▶ **To do**: Check each line of the entries below for the string "Luftdruck"; copy every line where it appears.

▶ **Records provided**:
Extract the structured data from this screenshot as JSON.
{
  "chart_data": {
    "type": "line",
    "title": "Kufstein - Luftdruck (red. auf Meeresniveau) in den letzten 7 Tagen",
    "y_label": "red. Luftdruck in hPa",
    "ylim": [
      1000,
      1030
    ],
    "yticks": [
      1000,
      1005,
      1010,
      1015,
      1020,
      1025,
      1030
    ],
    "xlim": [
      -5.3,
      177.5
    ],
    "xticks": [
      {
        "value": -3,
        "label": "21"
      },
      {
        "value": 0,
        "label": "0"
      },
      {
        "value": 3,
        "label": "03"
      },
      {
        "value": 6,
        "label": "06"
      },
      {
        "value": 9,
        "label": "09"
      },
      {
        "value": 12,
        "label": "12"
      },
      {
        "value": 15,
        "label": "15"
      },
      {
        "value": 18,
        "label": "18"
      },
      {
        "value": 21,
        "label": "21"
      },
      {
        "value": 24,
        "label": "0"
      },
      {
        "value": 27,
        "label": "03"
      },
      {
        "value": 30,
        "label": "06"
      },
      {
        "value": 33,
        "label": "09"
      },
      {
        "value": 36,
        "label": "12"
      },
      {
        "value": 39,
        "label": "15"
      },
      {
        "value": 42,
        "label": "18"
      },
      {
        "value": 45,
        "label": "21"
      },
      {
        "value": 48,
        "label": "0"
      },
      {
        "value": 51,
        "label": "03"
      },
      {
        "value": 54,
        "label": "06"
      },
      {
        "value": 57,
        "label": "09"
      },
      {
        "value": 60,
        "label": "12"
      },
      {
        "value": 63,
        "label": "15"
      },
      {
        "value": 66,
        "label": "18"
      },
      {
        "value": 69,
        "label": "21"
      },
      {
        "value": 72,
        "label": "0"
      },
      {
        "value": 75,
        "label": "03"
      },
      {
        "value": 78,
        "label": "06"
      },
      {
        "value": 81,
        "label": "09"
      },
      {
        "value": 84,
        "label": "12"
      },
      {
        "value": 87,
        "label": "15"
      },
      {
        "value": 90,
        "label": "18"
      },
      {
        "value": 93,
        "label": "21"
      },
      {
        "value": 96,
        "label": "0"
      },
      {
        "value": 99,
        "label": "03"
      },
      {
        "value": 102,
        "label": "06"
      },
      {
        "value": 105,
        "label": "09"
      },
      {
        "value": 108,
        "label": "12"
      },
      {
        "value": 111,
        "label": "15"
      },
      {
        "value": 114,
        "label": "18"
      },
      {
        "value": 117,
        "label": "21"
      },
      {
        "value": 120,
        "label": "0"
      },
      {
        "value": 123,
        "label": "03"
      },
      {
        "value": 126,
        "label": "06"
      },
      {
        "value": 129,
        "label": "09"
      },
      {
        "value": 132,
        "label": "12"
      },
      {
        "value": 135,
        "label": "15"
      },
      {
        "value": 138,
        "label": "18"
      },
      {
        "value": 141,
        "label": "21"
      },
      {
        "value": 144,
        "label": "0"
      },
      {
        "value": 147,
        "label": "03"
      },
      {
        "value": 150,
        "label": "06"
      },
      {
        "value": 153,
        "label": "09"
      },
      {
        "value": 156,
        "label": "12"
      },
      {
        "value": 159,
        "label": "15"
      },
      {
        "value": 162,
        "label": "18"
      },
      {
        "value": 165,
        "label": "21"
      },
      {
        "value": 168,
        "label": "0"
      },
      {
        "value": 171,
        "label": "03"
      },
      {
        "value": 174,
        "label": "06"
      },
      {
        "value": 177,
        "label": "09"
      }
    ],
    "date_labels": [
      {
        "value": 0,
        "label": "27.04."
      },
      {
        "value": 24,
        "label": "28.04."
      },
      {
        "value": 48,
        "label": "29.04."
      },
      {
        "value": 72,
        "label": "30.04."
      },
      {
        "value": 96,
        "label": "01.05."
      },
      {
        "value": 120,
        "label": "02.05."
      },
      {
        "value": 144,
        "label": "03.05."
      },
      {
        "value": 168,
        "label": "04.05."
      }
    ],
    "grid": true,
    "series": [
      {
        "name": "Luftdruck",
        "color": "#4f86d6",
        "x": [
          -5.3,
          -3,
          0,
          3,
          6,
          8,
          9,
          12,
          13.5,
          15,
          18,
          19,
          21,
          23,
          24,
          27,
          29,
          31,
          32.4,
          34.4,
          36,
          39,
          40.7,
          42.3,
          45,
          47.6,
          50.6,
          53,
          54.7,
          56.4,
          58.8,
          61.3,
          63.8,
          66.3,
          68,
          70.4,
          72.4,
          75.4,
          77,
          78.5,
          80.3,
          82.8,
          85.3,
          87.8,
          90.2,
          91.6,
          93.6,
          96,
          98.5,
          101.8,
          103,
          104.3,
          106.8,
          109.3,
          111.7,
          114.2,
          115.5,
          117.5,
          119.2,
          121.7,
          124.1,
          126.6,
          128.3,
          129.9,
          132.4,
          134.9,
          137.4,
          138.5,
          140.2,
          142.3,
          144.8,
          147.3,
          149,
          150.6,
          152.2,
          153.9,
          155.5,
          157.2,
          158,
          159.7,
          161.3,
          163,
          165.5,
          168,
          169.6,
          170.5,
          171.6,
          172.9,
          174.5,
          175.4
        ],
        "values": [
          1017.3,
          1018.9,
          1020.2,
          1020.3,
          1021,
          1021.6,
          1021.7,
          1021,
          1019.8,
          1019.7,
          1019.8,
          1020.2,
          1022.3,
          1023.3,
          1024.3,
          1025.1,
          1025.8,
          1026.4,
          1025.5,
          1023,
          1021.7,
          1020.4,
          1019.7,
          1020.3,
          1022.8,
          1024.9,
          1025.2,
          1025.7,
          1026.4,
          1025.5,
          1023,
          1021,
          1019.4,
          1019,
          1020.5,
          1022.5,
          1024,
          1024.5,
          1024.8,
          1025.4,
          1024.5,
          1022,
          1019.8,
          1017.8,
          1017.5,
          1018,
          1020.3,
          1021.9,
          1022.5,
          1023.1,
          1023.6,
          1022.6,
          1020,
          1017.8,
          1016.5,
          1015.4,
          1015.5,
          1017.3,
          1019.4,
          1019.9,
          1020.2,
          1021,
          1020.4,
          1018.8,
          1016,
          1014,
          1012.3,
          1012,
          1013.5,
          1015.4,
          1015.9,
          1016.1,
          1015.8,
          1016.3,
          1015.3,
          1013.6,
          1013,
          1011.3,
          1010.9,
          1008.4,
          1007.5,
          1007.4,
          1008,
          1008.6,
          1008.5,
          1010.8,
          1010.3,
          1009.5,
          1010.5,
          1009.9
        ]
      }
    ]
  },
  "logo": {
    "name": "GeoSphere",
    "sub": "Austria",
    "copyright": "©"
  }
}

▶ **The solution**:
    "title": "Kufstein - Luftdruck (red. auf Meeresniveau) in den letzten 7 Tagen",
    "y_label": "red. Luftdruck in hPa",
        "name": "Luftdruck",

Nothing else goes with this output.